__GIVEN REQUEST__
Return the full listing exactly as it is written.

__PROVIDED INFORMATION__
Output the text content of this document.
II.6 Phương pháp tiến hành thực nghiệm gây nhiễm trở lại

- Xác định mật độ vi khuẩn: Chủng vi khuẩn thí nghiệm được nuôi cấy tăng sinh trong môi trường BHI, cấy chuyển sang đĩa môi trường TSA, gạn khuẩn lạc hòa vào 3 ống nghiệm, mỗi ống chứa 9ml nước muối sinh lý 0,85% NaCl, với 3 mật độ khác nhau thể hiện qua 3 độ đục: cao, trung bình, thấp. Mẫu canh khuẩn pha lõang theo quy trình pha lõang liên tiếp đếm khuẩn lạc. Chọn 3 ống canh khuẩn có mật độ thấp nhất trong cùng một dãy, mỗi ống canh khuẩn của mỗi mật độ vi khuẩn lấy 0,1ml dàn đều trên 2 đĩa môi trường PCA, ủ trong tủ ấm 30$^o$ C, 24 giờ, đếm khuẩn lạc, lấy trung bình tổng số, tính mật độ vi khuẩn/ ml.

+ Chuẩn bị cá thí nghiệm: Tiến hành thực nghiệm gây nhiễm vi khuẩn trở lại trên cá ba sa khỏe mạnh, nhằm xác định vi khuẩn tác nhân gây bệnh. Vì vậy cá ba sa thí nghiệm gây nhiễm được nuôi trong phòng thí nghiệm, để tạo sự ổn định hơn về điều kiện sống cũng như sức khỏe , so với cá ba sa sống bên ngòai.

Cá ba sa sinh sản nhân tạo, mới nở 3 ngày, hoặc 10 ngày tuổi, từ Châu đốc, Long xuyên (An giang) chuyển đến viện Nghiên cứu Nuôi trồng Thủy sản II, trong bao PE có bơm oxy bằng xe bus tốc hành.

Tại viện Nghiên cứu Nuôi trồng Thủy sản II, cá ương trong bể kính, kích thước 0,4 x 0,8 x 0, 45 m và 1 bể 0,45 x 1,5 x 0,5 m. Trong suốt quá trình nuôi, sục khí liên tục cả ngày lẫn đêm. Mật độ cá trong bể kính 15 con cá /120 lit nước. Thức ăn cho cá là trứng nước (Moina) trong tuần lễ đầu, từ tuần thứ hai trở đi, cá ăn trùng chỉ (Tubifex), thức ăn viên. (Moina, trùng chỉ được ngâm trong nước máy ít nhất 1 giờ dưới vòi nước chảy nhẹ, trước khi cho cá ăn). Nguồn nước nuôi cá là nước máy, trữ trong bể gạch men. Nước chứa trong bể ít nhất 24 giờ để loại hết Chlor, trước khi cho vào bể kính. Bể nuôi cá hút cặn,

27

__SOLVED PROBLEM__
Output the text content of this document.
II.6 Phương pháp tiến hành thực nghiệm gây nhiễm trở lại

- Xác định mật độ vi khuẩn: Chủng vi khuẩn thí nghiệm được nuôi cấy tăng sinh trong môi trường BHI, cấy chuyển sang đĩa môi trường TSA, gạn khuẩn lạc hòa vào 3 ống nghiệm, mỗi ống chứa 9ml nước muối sinh lý 0,85% NaCl, với 3 mật độ khác nhau thể hiện qua 3 độ đục: cao, trung bình, thấp. Mẫu canh khuẩn pha lõang theo quy trình pha lõang liên tiếp đếm khuẩn lạc. Chọn 3 ống canh khuẩn có mật độ thấp nhất trong cùng một dãy, mỗi ống canh khuẩn của mỗi mật độ vi khuẩn lấy 0,1ml dàn đều trên 2 đĩa môi trường PCA, ủ trong tủ ấm 30$^o$ C, 24 giờ, đếm khuẩn lạc, lấy trung bình tổng số, tính mật độ vi khuẩn/ ml.

+ Chuẩn bị cá thí nghiệm: Tiến hành thực nghiệm gây nhiễm vi khuẩn trở lại trên cá ba sa khỏe mạnh, nhằm xác định vi khuẩn tác nhân gây bệnh. Vì vậy cá ba sa thí nghiệm gây nhiễm được nuôi trong phòng thí nghiệm, để tạo sự ổn định hơn về điều kiện sống cũng như sức khỏe , so với cá ba sa sống bên ngòai.

Cá ba sa sinh sản nhân tạo, mới nở 3 ngày, hoặc 10 ngày tuổi, từ Châu đốc, Long xuyên (An giang) chuyển đến viện Nghiên cứu Nuôi trồng Thủy sản II, trong bao PE có bơm oxy bằng xe bus tốc hành.

Tại viện Nghiên cứu Nuôi trồng Thủy sản II, cá ương trong bể kính, kích thước 0,4 x 0,8 x 0, 45 m và 1 bể 0,45 x 1,5 x 0,5 m. Trong suốt quá trình nuôi, sục khí liên tục cả ngày lẫn đêm. Mật độ cá trong bể kính 15 con cá /120 lit nước. Thức ăn cho cá là trứng nước (Moina) trong tuần lễ đầu, từ tuần thứ hai trở đi, cá ăn trùng chỉ (Tubifex), thức ăn viên. (Moina, trùng chỉ được ngâm trong nước máy ít nhất 1 giờ dưới vòi nước chảy nhẹ, trước khi cho cá ăn). Nguồn nước nuôi cá là nước máy, trữ trong bể gạch men. Nước chứa trong bể ít nhất 24 giờ để loại hết Chlor, trước khi cho vào bể kính. Bể nuôi cá hút cặn,

27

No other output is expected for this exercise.